_Problem to solve_
Reproduce the lines from the one containing "- pottemp-contour: [189, 336, 584, 404]" up to and including the one containing "- info-lon: lon=310.078", without altering anything.
### Items
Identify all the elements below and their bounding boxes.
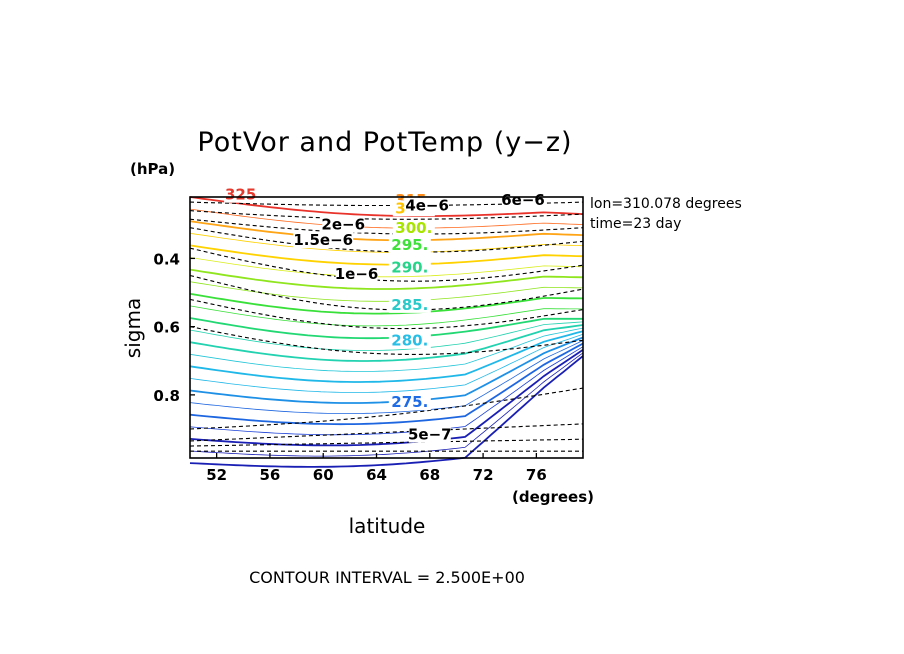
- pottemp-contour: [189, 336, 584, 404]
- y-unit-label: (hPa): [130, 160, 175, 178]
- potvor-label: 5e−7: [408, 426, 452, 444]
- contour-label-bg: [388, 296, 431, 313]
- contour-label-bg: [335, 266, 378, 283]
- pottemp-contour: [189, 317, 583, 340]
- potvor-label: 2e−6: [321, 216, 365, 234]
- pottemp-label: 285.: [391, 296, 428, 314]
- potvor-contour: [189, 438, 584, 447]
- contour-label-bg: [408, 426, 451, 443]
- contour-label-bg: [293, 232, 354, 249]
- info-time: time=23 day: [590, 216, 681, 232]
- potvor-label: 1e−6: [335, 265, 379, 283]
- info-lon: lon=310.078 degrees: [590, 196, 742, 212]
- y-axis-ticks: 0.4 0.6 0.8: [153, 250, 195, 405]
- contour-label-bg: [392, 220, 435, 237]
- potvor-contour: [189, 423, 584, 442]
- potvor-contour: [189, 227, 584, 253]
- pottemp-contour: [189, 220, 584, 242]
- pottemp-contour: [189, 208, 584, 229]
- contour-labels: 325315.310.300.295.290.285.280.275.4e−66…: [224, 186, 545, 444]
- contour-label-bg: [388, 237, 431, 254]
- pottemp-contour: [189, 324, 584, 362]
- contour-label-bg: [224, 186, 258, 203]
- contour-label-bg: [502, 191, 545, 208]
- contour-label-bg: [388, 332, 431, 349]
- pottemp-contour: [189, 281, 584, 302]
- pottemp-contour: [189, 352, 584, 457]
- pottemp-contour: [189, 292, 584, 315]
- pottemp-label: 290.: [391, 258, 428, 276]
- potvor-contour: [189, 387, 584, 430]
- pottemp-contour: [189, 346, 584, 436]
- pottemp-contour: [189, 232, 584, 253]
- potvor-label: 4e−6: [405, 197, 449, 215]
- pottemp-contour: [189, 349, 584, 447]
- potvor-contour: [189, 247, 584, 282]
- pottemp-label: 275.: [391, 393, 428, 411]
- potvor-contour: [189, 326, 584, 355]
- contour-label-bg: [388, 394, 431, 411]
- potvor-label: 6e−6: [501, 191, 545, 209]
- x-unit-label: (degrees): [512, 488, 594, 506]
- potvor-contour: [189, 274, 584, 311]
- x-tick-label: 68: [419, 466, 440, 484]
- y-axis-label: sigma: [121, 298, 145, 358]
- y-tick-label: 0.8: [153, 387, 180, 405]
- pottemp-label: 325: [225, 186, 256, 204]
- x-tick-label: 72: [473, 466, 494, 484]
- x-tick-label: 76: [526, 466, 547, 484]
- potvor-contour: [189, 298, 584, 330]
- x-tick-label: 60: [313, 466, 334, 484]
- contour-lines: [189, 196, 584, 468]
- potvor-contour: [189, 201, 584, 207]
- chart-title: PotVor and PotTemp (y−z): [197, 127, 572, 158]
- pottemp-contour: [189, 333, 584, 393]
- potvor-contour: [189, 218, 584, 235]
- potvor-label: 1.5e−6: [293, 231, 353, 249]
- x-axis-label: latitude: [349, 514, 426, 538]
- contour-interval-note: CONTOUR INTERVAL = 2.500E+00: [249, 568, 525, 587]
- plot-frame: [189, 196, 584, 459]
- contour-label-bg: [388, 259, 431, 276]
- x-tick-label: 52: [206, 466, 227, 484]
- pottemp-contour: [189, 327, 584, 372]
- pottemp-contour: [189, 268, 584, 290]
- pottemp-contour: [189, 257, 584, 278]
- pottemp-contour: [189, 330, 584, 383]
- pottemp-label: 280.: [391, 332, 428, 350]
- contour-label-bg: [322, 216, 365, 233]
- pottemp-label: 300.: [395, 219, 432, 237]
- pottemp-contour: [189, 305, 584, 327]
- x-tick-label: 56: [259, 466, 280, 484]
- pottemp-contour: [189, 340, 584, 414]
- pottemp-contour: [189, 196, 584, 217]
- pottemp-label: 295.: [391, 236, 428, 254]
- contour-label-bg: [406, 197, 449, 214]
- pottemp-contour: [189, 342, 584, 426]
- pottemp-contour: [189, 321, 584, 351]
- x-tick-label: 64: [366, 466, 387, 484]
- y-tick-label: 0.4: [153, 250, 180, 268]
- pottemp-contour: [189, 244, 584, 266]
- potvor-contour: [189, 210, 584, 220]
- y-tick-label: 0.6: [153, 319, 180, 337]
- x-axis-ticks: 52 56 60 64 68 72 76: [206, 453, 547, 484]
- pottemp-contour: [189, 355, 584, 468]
######
### Items
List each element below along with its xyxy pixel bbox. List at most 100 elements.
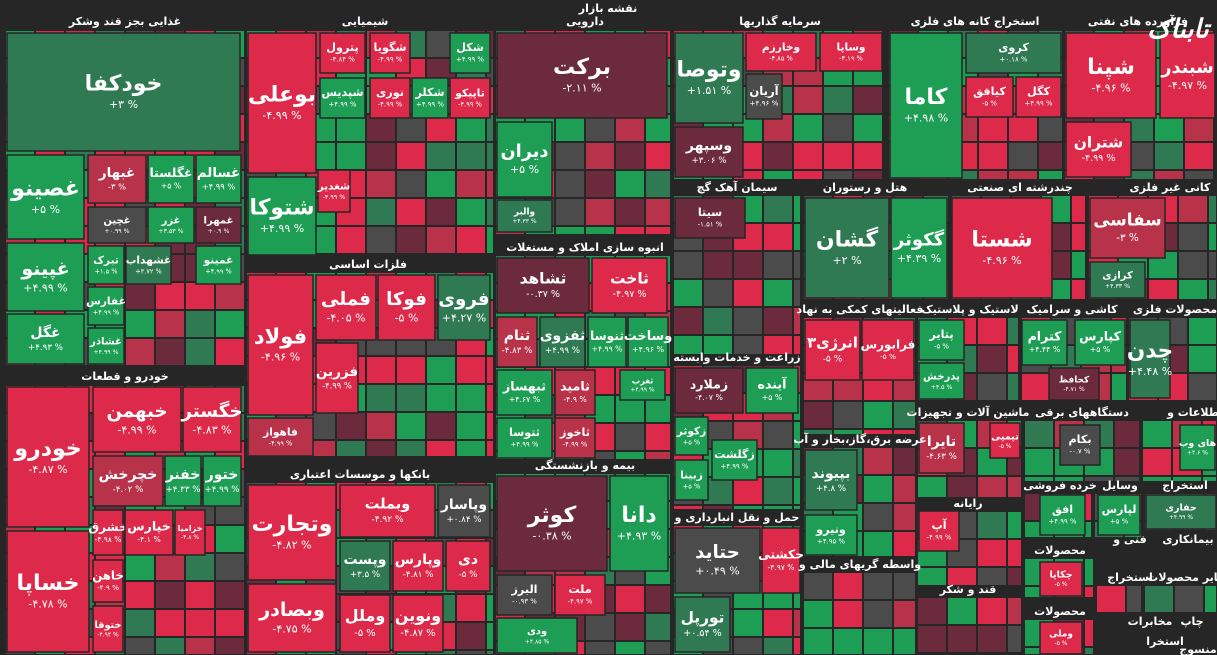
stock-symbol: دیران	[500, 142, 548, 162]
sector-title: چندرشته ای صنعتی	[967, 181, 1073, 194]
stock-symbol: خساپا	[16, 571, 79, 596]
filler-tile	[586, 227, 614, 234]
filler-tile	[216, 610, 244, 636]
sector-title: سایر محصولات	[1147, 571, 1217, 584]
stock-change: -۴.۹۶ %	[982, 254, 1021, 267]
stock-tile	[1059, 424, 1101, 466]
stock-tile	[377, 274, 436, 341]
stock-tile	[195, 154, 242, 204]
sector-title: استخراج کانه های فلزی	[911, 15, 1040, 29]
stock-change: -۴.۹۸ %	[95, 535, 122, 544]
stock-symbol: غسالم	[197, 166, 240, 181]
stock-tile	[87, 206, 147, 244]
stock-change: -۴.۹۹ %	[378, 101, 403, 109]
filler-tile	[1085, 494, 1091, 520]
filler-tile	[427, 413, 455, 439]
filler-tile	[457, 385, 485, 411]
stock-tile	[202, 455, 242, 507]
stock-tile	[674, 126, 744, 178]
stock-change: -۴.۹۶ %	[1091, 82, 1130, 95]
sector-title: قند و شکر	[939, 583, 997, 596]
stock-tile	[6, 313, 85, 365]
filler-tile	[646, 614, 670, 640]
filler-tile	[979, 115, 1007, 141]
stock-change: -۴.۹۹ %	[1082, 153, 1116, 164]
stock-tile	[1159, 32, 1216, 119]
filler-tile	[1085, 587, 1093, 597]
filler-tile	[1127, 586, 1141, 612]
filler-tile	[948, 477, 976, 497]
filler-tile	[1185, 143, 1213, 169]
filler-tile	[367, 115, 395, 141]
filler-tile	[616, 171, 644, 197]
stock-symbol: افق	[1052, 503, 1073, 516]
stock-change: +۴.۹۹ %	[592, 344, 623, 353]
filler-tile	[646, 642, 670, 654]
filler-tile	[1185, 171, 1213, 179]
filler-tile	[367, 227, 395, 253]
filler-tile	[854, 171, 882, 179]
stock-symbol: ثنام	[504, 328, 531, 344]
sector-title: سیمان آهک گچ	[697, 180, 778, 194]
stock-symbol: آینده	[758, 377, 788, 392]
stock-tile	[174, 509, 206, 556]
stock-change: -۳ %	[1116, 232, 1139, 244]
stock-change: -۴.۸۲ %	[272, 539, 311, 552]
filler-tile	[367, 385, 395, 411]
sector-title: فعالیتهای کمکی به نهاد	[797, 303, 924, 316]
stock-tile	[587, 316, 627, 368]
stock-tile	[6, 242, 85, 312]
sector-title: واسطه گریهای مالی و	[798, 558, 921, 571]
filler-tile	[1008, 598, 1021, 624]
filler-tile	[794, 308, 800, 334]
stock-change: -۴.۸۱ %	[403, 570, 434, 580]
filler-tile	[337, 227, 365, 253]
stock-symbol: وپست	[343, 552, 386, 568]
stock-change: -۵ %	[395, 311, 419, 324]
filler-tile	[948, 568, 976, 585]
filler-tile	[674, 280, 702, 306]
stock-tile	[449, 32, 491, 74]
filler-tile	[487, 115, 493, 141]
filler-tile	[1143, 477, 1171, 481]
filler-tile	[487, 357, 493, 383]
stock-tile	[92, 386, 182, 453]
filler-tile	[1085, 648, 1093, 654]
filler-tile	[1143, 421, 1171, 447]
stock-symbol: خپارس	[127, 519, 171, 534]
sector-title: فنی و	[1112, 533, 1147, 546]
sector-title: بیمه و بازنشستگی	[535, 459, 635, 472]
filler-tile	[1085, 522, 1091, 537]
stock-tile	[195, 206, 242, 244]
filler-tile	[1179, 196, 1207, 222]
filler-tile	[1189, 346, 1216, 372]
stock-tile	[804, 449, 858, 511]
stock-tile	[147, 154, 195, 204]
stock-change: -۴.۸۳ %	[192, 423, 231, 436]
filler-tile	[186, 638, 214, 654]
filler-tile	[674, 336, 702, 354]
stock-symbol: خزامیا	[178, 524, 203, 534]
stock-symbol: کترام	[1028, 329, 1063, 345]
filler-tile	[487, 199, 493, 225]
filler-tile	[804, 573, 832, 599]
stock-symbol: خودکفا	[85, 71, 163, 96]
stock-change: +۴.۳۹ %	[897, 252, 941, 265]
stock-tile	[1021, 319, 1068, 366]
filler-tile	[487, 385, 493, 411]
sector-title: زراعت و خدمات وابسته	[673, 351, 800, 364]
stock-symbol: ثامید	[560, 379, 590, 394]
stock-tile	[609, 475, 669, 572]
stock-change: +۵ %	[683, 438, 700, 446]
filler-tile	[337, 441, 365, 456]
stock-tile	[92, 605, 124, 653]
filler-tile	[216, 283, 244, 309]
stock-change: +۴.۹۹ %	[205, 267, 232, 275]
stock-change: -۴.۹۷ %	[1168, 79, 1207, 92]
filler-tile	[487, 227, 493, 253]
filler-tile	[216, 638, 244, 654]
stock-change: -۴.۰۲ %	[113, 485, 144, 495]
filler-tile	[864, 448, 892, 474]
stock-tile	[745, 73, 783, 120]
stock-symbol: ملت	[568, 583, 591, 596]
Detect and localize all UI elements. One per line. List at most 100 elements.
######
_Exercise answer_
- pottemp-contour: [189, 336, 584, 404]
- y-unit-label: (hPa): [130, 160, 175, 178]
- potvor-label: 5e−7: [408, 426, 452, 444]
- contour-label-bg: [388, 296, 431, 313]
- contour-label-bg: [335, 266, 378, 283]
- pottemp-contour: [189, 317, 583, 340]
- potvor-label: 2e−6: [321, 216, 365, 234]
- pottemp-label: 285.: [391, 296, 428, 314]
- potvor-contour: [189, 438, 584, 447]
- contour-label-bg: [408, 426, 451, 443]
- contour-label-bg: [293, 232, 354, 249]
- info-time: time=23 day: [590, 216, 681, 232]
- potvor-label: 1e−6: [335, 265, 379, 283]
- info-lon: lon=310.078 degrees: [590, 196, 742, 212]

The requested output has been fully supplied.